== Job ==
The data below should be printed in full, exactly, and without any of its images.

[Records from a collection]
* Begin *

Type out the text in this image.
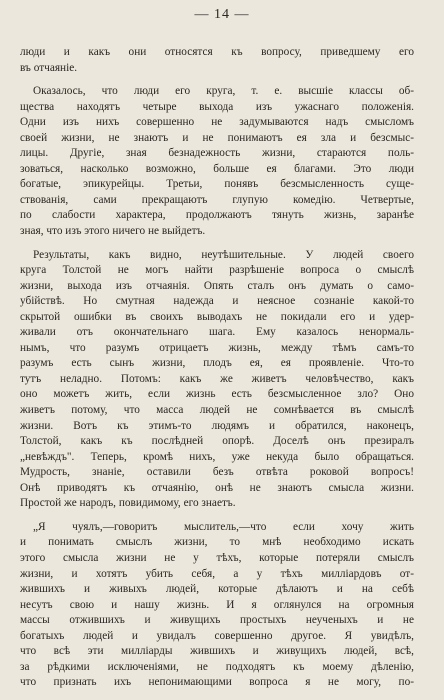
— 14 —
люди и какъ они относятся къ вопросу, приведшему его
въ отчаяніе.
Оказалось, что люди его круга, т. е. высшіе классы об-
щества находятъ четыре выхода изъ ужаснаго положенія.
Одни изъ нихъ совершенно не задумываются надъ смысломъ
своей жизни, не знаютъ и не понимаютъ ея зла и безсмыс-
лицы. Другіе, зная безнадежность жизни, стараются поль-
зоваться, насколько возможно, больше ея благами. Это люди
богатые, эпикурейцы. Третьи, понявъ безсмысленность суще-
ствованія, сами прекращаютъ глупую комедію. Четвертые,
по слабости характера, продолжаютъ тянуть жизнь, заранѣе
зная, что изъ этого ничего не выйдетъ.
Результаты, какъ видно, неутѣшительные. У людей своего
круга Толстой не могъ найти разрѣшеніе вопроса о смыслѣ
жизни, выхода изъ отчаянія. Опять сталъ онъ думать о само-
убійствѣ. Но смутная надежда и неясное сознаніе какой-то
скрытой ошибки въ своихъ выводахъ не покидали его и удер-
живали отъ окончательнаго шага. Ему казалось ненормаль-
нымъ, что разумъ отрицаетъ жизнь, между тѣмъ самъ-то
разумъ есть сынъ жизни, плодъ ея, ея проявленіе. Что-то
тутъ неладно. Потомъ: какъ же живетъ человѣчество, какъ
оно можетъ жить, если жизнь есть безсмысленное зло? Оно
живетъ потому, что масса людей не сомнѣвается въ смыслѣ
жизни. Вотъ къ этимъ-то людямъ и обратился, наконецъ,
Толстой, какъ къ послѣдней опорѣ. Доселѣ онъ презиралъ
„невѣждъ". Теперь, кромѣ нихъ, уже некуда было обращаться.
Мудрость, знаніе, оставили безъ отвѣта роковой вопросъ!
Онѣ приводятъ къ отчаянію, онѣ не знаютъ смысла жизни.
Простой же народъ, повидимому, его знаетъ.
„Я чуялъ,—говоритъ мыслитель,—что если хочу жить
и понимать смыслъ жизни, то мнѣ необходимо искать
этого смысла жизни не у тѣхъ, которые потеряли смыслъ
жизни, и хотятъ убить себя, а у тѣхъ милліардовъ от-
жившихъ и живыхъ людей, которые дѣлаютъ и на себѣ
несутъ свою и нашу жизнь. И я оглянулся на огромныя
массы отжившихъ и живущихъ простыхъ неученыхъ и не
богатыхъ людей и увидалъ совершенно другое. Я увидѣлъ,
что всѣ эти милліарды жившихъ и живущихъ людей, всѣ,
за рѣдкими исключеніями, не подходятъ къ моему дѣленію,
что признать ихъ непонимающими вопроса я не могу, по-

* End *

== Solution to the exercise ==
Type out the text in this image.
— 14 —
люди и какъ они относятся къ вопросу, приведшему его
въ отчаяніе.
Оказалось, что люди его круга, т. е. высшіе классы об-
щества находятъ четыре выхода изъ ужаснаго положенія.
Одни изъ нихъ совершенно не задумываются надъ смысломъ
своей жизни, не знаютъ и не понимаютъ ея зла и безсмыс-
лицы. Другіе, зная безнадежность жизни, стараются поль-
зоваться, насколько возможно, больше ея благами. Это люди
богатые, эпикурейцы. Третьи, понявъ безсмысленность суще-
ствованія, сами прекращаютъ глупую комедію. Четвертые,
по слабости характера, продолжаютъ тянуть жизнь, заранѣе
зная, что изъ этого ничего не выйдетъ.
Результаты, какъ видно, неутѣшительные. У людей своего
круга Толстой не могъ найти разрѣшеніе вопроса о смыслѣ
жизни, выхода изъ отчаянія. Опять сталъ онъ думать о само-
убійствѣ. Но смутная надежда и неясное сознаніе какой-то
скрытой ошибки въ своихъ выводахъ не покидали его и удер-
живали отъ окончательнаго шага. Ему казалось ненормаль-
нымъ, что разумъ отрицаетъ жизнь, между тѣмъ самъ-то
разумъ есть сынъ жизни, плодъ ея, ея проявленіе. Что-то
тутъ неладно. Потомъ: какъ же живетъ человѣчество, какъ
оно можетъ жить, если жизнь есть безсмысленное зло? Оно
живетъ потому, что масса людей не сомнѣвается въ смыслѣ
жизни. Вотъ къ этимъ-то людямъ и обратился, наконецъ,
Толстой, какъ къ послѣдней опорѣ. Доселѣ онъ презиралъ
„невѣждъ". Теперь, кромѣ нихъ, уже некуда было обращаться.
Мудрость, знаніе, оставили безъ отвѣта роковой вопросъ!
Онѣ приводятъ къ отчаянію, онѣ не знаютъ смысла жизни.
Простой же народъ, повидимому, его знаетъ.
„Я чуялъ,—говоритъ мыслитель,—что если хочу жить
и понимать смыслъ жизни, то мнѣ необходимо искать
этого смысла жизни не у тѣхъ, которые потеряли смыслъ
жизни, и хотятъ убить себя, а у тѣхъ милліардовъ от-
жившихъ и живыхъ людей, которые дѣлаютъ и на себѣ
несутъ свою и нашу жизнь. И я оглянулся на огромныя
массы отжившихъ и живущихъ простыхъ неученыхъ и не
богатыхъ людей и увидалъ совершенно другое. Я увидѣлъ,
что всѣ эти милліарды жившихъ и живущихъ людей, всѣ,
за рѣдкими исключеніями, не подходятъ къ моему дѣленію,
что признать ихъ непонимающими вопроса я не могу, по-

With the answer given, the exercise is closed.